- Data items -
Start

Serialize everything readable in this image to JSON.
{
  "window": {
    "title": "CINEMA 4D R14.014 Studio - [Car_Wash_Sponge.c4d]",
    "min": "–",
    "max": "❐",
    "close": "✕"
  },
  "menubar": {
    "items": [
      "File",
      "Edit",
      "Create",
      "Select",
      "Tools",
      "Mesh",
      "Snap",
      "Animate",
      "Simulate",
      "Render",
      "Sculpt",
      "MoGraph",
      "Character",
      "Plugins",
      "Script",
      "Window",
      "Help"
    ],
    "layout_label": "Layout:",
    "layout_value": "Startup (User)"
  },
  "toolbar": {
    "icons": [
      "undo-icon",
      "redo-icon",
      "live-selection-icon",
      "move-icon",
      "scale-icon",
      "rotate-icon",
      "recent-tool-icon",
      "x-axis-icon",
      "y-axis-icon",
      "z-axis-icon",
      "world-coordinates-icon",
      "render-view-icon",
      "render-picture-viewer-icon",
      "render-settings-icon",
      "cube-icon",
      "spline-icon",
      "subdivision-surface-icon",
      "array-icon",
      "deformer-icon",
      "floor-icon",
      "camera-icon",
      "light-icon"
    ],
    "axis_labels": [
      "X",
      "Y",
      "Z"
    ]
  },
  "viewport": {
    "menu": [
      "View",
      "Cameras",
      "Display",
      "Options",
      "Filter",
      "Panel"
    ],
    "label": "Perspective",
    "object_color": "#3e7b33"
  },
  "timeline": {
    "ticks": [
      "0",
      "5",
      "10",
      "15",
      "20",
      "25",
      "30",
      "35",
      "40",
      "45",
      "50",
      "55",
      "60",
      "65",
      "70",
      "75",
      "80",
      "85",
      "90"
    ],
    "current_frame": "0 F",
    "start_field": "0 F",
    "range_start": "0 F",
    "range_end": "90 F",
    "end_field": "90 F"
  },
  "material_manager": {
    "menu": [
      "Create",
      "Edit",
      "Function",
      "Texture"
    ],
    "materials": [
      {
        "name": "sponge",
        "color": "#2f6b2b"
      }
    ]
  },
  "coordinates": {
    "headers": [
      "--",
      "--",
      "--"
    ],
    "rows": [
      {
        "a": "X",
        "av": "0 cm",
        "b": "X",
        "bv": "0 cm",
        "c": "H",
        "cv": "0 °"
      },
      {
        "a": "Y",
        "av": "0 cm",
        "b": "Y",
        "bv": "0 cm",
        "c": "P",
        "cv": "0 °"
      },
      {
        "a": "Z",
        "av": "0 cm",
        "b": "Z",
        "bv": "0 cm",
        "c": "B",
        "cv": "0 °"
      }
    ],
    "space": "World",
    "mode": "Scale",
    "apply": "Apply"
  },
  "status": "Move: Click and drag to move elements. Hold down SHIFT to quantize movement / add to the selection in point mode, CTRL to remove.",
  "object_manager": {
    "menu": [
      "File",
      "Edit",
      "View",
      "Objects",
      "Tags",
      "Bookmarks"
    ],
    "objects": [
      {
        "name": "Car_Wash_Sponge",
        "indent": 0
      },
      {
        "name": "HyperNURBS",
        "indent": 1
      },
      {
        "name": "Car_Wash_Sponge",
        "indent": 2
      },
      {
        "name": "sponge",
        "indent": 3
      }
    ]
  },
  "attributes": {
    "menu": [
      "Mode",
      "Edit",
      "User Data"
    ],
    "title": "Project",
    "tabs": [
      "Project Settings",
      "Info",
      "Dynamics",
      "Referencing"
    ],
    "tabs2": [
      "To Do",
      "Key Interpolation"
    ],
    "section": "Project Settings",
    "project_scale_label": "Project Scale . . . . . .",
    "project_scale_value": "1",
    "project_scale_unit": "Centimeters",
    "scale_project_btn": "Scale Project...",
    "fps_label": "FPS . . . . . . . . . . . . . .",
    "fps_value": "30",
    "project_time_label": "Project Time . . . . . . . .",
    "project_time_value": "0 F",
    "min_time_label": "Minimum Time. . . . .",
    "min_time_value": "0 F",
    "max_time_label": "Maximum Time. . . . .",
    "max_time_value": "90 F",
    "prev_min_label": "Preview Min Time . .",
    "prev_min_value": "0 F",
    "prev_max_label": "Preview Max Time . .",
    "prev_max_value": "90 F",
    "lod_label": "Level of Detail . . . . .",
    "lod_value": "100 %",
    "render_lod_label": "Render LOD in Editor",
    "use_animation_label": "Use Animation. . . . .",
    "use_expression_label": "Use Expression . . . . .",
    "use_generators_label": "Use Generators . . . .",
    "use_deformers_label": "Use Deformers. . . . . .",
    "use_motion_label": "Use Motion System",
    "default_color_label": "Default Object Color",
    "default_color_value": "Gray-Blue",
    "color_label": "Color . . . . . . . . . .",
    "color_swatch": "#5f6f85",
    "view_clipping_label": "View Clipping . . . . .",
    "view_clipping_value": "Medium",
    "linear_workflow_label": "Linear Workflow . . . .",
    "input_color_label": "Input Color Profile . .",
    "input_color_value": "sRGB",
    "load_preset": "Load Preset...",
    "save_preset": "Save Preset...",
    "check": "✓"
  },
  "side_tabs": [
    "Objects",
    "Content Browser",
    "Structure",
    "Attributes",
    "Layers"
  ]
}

End

Report the number of lines in the listing that include the string "User"; give nothing but the number.

2